Filter the entries that follow, copying every line in which the word "Work" appears.

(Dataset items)
——————————
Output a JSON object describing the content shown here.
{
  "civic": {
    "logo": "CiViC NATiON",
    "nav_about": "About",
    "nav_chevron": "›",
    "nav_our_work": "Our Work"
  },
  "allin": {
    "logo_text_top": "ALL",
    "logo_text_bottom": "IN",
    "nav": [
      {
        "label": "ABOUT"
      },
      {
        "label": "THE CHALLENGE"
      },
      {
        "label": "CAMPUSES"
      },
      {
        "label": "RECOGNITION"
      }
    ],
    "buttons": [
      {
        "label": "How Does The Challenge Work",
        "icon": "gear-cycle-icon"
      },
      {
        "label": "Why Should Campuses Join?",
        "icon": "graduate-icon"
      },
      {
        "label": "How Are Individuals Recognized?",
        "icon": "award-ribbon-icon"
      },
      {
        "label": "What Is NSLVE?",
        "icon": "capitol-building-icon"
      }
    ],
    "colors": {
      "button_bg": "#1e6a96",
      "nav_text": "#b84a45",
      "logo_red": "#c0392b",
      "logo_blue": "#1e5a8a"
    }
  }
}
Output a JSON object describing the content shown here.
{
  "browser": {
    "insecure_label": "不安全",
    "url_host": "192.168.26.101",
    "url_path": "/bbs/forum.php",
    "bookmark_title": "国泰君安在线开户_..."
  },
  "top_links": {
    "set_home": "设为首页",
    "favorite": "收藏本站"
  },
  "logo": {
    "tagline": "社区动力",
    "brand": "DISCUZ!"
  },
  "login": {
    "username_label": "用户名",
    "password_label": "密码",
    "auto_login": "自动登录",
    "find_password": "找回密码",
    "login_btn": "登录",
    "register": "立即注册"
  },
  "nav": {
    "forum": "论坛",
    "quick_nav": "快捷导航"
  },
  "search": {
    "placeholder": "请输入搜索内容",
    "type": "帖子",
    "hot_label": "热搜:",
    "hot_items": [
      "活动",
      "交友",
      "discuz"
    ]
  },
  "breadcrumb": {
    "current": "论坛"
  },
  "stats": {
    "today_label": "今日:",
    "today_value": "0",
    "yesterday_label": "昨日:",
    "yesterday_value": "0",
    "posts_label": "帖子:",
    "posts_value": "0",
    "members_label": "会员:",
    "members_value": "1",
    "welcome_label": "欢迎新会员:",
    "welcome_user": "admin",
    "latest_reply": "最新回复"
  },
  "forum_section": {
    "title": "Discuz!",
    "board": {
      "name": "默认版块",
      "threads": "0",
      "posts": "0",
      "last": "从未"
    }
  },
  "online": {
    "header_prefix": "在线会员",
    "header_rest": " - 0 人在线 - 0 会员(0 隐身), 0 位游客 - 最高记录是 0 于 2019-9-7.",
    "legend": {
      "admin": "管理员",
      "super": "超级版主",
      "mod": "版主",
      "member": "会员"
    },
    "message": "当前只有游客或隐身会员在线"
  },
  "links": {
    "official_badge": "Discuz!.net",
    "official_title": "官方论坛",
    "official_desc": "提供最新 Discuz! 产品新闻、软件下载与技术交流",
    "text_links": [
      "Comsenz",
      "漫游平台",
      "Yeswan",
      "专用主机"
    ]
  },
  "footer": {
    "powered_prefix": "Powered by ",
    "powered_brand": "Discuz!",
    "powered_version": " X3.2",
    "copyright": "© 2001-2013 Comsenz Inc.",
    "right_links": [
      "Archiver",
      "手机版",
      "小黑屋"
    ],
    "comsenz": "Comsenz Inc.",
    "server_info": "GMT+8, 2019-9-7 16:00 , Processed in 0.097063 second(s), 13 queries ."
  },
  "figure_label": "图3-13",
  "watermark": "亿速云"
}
——————————
Answer to the problem:
    "nav_our_work": "Our Work"
        "label": "How Does The Challenge Work",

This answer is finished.